## What you are asked to do
Write out the listing below exactly, and omit any images you find in it.

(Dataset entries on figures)
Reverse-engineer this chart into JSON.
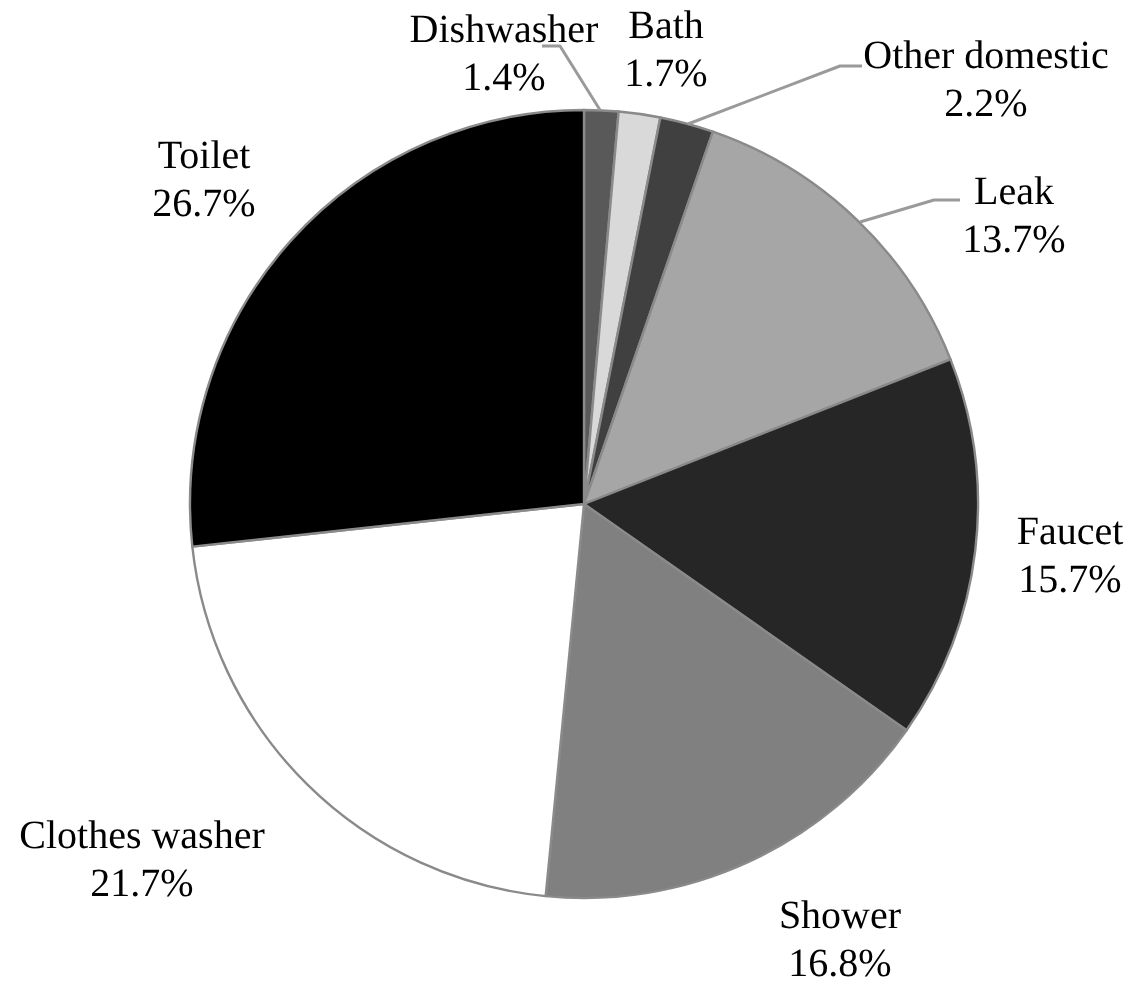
{
  "chart_data": {
    "type": "pie",
    "categories": [
      "Dishwasher",
      "Bath",
      "Other domestic",
      "Leak",
      "Faucet",
      "Shower",
      "Clothes washer",
      "Toilet"
    ],
    "values": [
      1.4,
      1.7,
      2.2,
      13.7,
      15.7,
      16.8,
      21.7,
      26.7
    ],
    "colors": [
      "#595959",
      "#d9d9d9",
      "#404040",
      "#a6a6a6",
      "#262626",
      "#808080",
      "#ffffff",
      "#000000"
    ],
    "value_labels": [
      "1.4%",
      "1.7%",
      "2.2%",
      "13.7%",
      "15.7%",
      "16.8%",
      "21.7%",
      "26.7%"
    ]
  }
}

## Output of the task
Reverse-engineer this chart into JSON.
{
  "chart_data": {
    "type": "pie",
    "categories": [
      "Dishwasher",
      "Bath",
      "Other domestic",
      "Leak",
      "Faucet",
      "Shower",
      "Clothes washer",
      "Toilet"
    ],
    "values": [
      1.4,
      1.7,
      2.2,
      13.7,
      15.7,
      16.8,
      21.7,
      26.7
    ],
    "colors": [
      "#595959",
      "#d9d9d9",
      "#404040",
      "#a6a6a6",
      "#262626",
      "#808080",
      "#ffffff",
      "#000000"
    ],
    "value_labels": [
      "1.4%",
      "1.7%",
      "2.2%",
      "13.7%",
      "15.7%",
      "16.8%",
      "21.7%",
      "26.7%"
    ]
  }
}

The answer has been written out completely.